(Stored data entries)
----
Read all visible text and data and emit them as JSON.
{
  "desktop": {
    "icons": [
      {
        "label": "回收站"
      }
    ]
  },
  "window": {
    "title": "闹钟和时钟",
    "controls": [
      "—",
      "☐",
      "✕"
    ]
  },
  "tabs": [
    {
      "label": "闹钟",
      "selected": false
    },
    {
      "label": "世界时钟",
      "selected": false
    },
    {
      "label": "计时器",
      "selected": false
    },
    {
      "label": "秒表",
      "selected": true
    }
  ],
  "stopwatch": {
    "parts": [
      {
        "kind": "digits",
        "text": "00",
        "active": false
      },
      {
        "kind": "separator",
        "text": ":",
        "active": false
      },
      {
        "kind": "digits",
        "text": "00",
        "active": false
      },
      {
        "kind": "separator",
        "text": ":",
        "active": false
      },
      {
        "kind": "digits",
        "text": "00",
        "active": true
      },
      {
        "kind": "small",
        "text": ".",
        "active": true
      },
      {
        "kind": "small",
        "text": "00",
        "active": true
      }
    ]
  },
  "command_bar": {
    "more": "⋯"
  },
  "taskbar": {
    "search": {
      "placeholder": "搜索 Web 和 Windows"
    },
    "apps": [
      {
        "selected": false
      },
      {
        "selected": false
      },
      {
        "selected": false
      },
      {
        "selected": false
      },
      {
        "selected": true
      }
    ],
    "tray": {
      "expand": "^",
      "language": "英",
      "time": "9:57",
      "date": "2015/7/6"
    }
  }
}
----
■ **PROBLEM REQUIREMENTS**
Retype the records that precede this task, keeping them exactly the same.

■ **COMPLETED EXERCISE**
Read all visible text and data and emit them as JSON.
{
  "desktop": {
    "icons": [
      {
        "label": "回收站"
      }
    ]
  },
  "window": {
    "title": "闹钟和时钟",
    "controls": [
      "—",
      "☐",
      "✕"
    ]
  },
  "tabs": [
    {
      "label": "闹钟",
      "selected": false
    },
    {
      "label": "世界时钟",
      "selected": false
    },
    {
      "label": "计时器",
      "selected": false
    },
    {
      "label": "秒表",
      "selected": true
    }
  ],
  "stopwatch": {
    "parts": [
      {
        "kind": "digits",
        "text": "00",
        "active": false
      },
      {
        "kind": "separator",
        "text": ":",
        "active": false
      },
      {
        "kind": "digits",
        "text": "00",
        "active": false
      },
      {
        "kind": "separator",
        "text": ":",
        "active": false
      },
      {
        "kind": "digits",
        "text": "00",
        "active": true
      },
      {
        "kind": "small",
        "text": ".",
        "active": true
      },
      {
        "kind": "small",
        "text": "00",
        "active": true
      }
    ]
  },
  "command_bar": {
    "more": "⋯"
  },
  "taskbar": {
    "search": {
      "placeholder": "搜索 Web 和 Windows"
    },
    "apps": [
      {
        "selected": false
      },
      {
        "selected": false
      },
      {
        "selected": false
      },
      {
        "selected": false
      },
      {
        "selected": true
      }
    ],
    "tray": {
      "expand": "^",
      "language": "英",
      "time": "9:57",
      "date": "2015/7/6"
    }
  }
}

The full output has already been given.